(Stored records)
===

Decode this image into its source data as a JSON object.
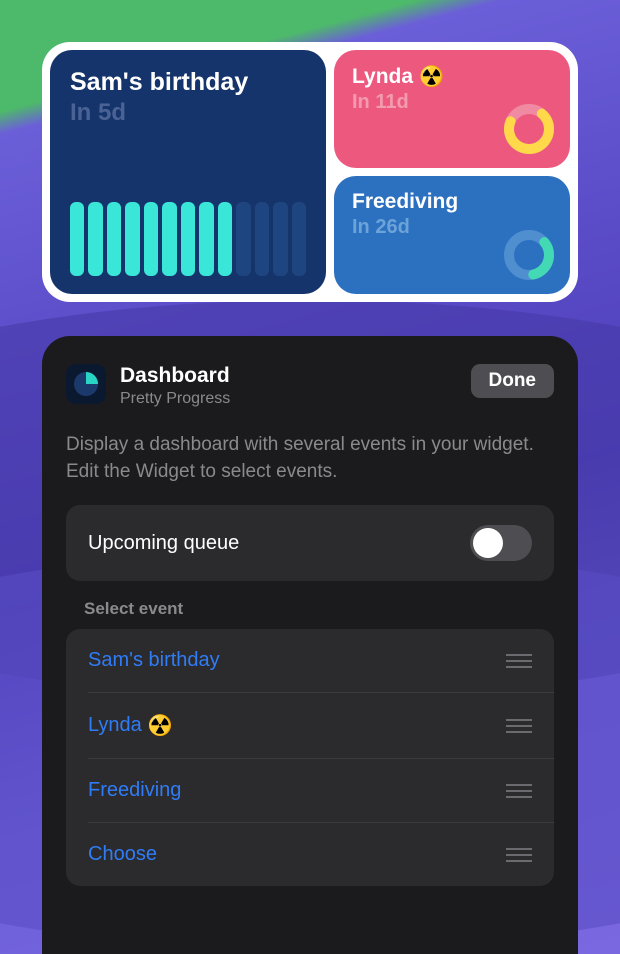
{
  "widget": {
    "left": {
      "title": "Sam's birthday",
      "subtitle": "In 5d",
      "bars_total": 13,
      "bars_filled": 9
    },
    "top_right": {
      "title": "Lynda",
      "emoji": "☢️",
      "subtitle": "In 11d"
    },
    "bottom_right": {
      "title": "Freediving",
      "subtitle": "In 26d"
    }
  },
  "settings": {
    "app_title": "Dashboard",
    "app_subtitle": "Pretty Progress",
    "done_label": "Done",
    "description": "Display a dashboard with several events in your widget. Edit the Widget to select events.",
    "toggle_label": "Upcoming queue",
    "toggle_on": false,
    "section_label": "Select event",
    "events": [
      {
        "label": "Sam's birthday",
        "emoji": ""
      },
      {
        "label": "Lynda",
        "emoji": "☢️"
      },
      {
        "label": "Freediving",
        "emoji": ""
      },
      {
        "label": "Choose",
        "emoji": ""
      }
    ]
  }
}
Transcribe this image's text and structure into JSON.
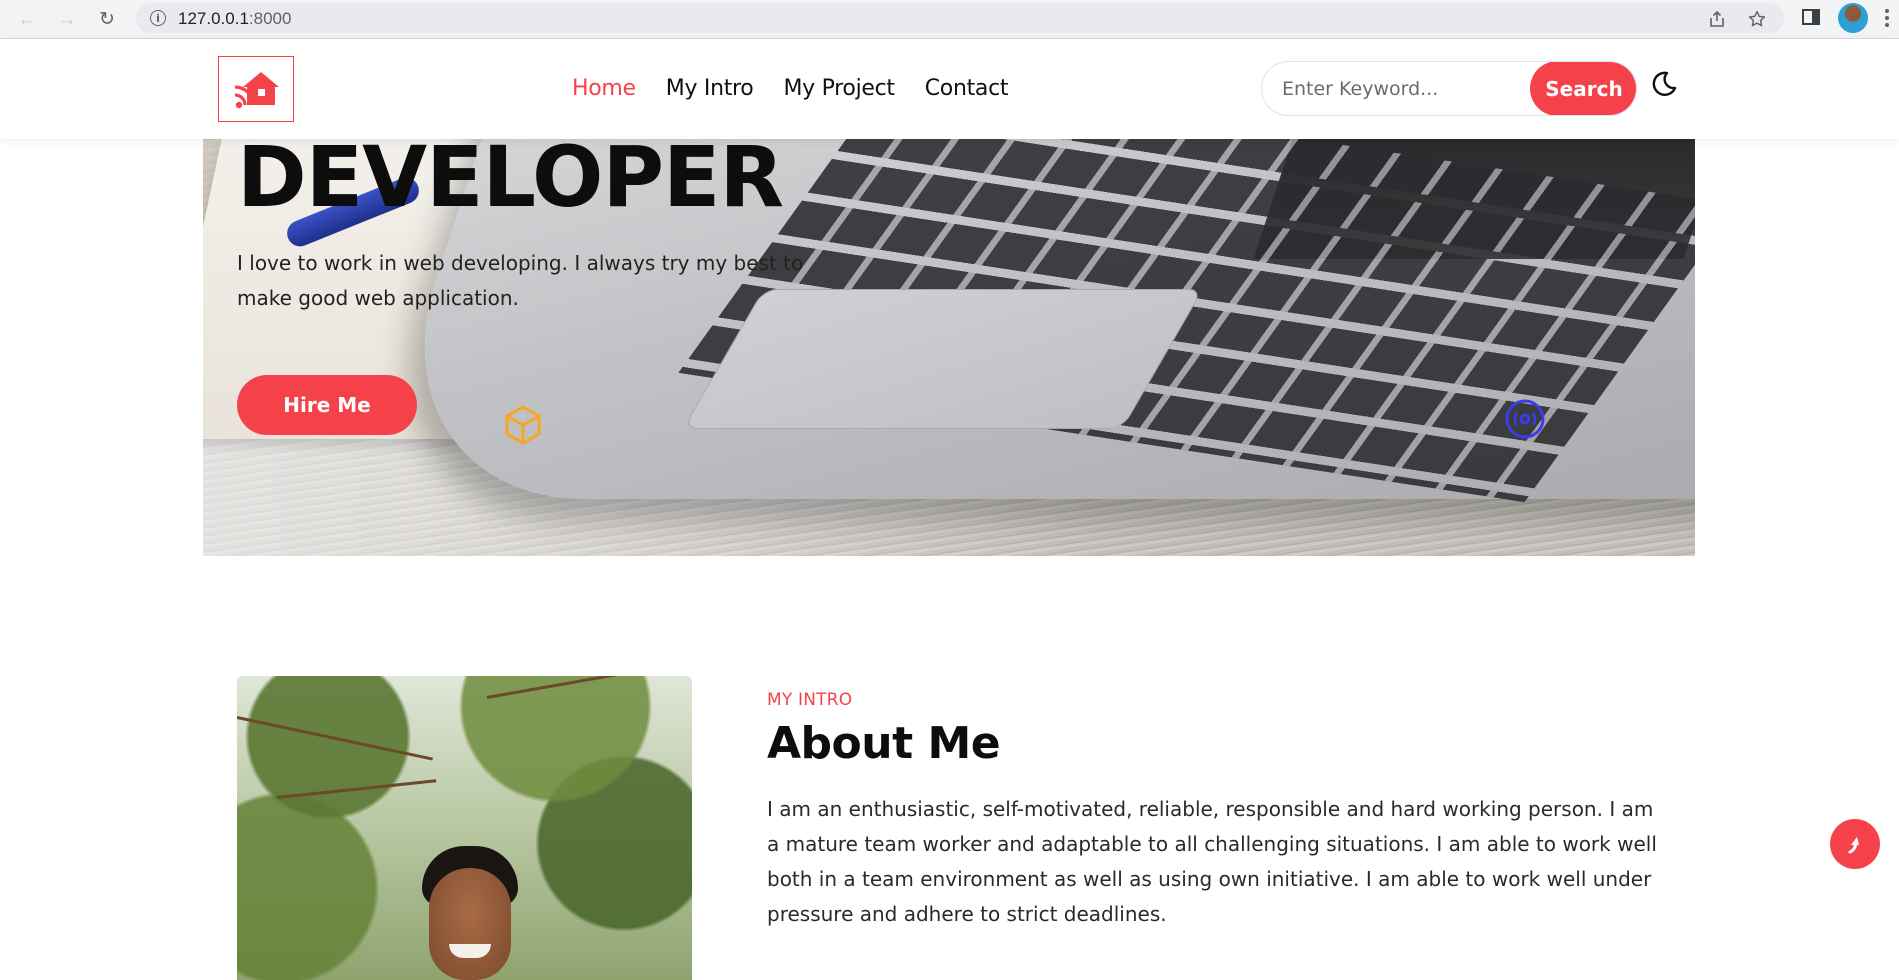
{
  "browser": {
    "url_host": "127.0.0.1",
    "url_port": ":8000",
    "icons": [
      "back-arrow-icon",
      "forward-arrow-icon",
      "reload-icon",
      "info-icon",
      "share-icon",
      "star-icon",
      "side-panel-icon",
      "profile-avatar",
      "menu-icon"
    ]
  },
  "header": {
    "logo_icon": "house-wifi-icon",
    "nav": [
      {
        "label": "Home",
        "active": true
      },
      {
        "label": "My Intro",
        "active": false
      },
      {
        "label": "My Project",
        "active": false
      },
      {
        "label": "Contact",
        "active": false
      }
    ],
    "search": {
      "placeholder": "Enter Keyword...",
      "value": "",
      "button_label": "Search"
    },
    "theme_icon": "moon-icon"
  },
  "hero": {
    "title": "DEVELOPER",
    "description": "I love to work in web developing. I always try my best to make good web application.",
    "cta_label": "Hire Me",
    "decor_icons": [
      "cube-icon",
      "disc-icon"
    ]
  },
  "about": {
    "eyebrow": "MY INTRO",
    "title": "About Me",
    "text": "I am an enthusiastic, self-motivated, reliable, responsible and hard working person. I am a mature team worker and adaptable to all challenging situations. I am able to work well both in a team environment as well as using own initiative. I am able to work well under pressure and adhere to strict deadlines."
  },
  "scroll_top_icon": "arrow-up-icon",
  "colors": {
    "accent": "#f5424a",
    "text": "#0d0d0d",
    "cube": "#f5a623",
    "disc": "#3b3be8"
  }
}
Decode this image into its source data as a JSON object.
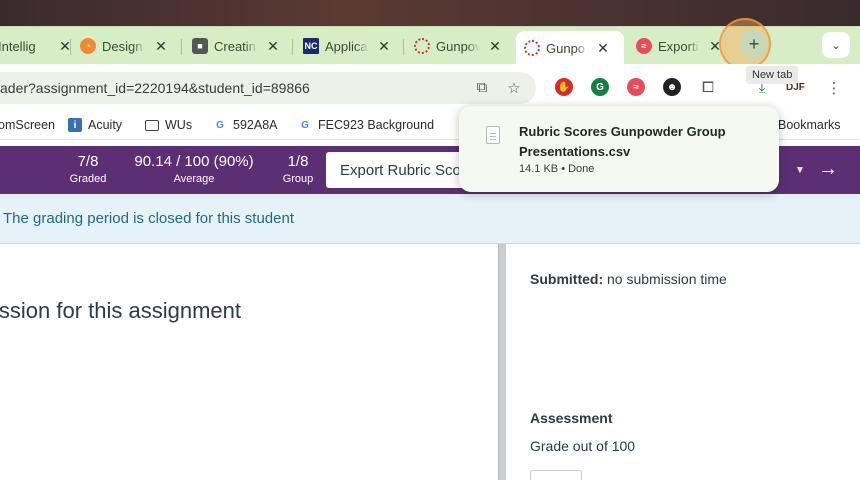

===

Without the images, write out each line of the data verbatim.

▶ [FULL SOLUTION]:
Decode this image into its source data as a JSON object.
{
  "widget": {
    "left": {
      "title": "Sam's birthday",
      "subtitle": "In 5d",
      "bars_total": 13,
      "bars_filled": 9
    },
    "top_right": {
      "title": "Lynda",
      "emoji": "☢️",
      "subtitle": "In 11d"
    },
    "bottom_right": {
      "title": "Freediving",
      "subtitle": "In 26d"
    }
  },
  "settings": {
    "app_title": "Dashboard",
    "app_subtitle": "Pretty Progress",
    "done_label": "Done",
    "description": "Display a dashboard with several events in your widget. Edit the Widget to select events.",
    "toggle_label": "Upcoming queue",
    "toggle_on": false,
    "section_label": "Select event",
    "events": [
      {
        "label": "Sam's birthday",
        "emoji": ""
      },
      {
        "label": "Lynda",
        "emoji": "☢️"
      },
      {
        "label": "Freediving",
        "emoji": ""
      },
      {
        "label": "Choose",
        "emoji": ""
      }
    ]
  }
}
Transcribe this image's text and structure into JSON.
{
  "browser": {
    "url_host": "127.0.0.1",
    "url_port": ":8000",
    "icons": [
      "back-arrow-icon",
      "forward-arrow-icon",
      "reload-icon",
      "info-icon",
      "share-icon",
      "star-icon",
      "side-panel-icon",
      "profile-avatar",
      "menu-icon"
    ]
  },
  "header": {
    "logo_icon": "house-wifi-icon",
    "nav": [
      {
        "label": "Home",
        "active": true
      },
      {
        "label": "My Intro",
        "active": false
      },
      {
        "label": "My Project",
        "active": false
      },
      {
        "label": "Contact",
        "active": false
      }
    ],
    "search": {
      "placeholder": "Enter Keyword...",
      "value": "",
      "button_label": "Search"
    },
    "theme_icon": "moon-icon"
  },
  "hero": {
    "title": "DEVELOPER",
    "description": "I love to work in web developing. I always try my best to make good web application.",
    "cta_label": "Hire Me",
    "decor_icons": [
      "cube-icon",
      "disc-icon"
    ]
  },
  "about": {
    "eyebrow": "MY INTRO",
    "title": "About Me",
    "text": "I am an enthusiastic, self-motivated, reliable, responsible and hard working person. I am a mature team worker and adaptable to all challenging situations. I am able to work well both in a team environment as well as using own initiative. I am able to work well under pressure and adhere to strict deadlines."
  },
  "scroll_top_icon": "arrow-up-icon",
  "colors": {
    "accent": "#f5424a",
    "text": "#0d0d0d",
    "cube": "#f5a623",
    "disc": "#3b3be8"
  }
}
Decode this image into its source data as a JSON object.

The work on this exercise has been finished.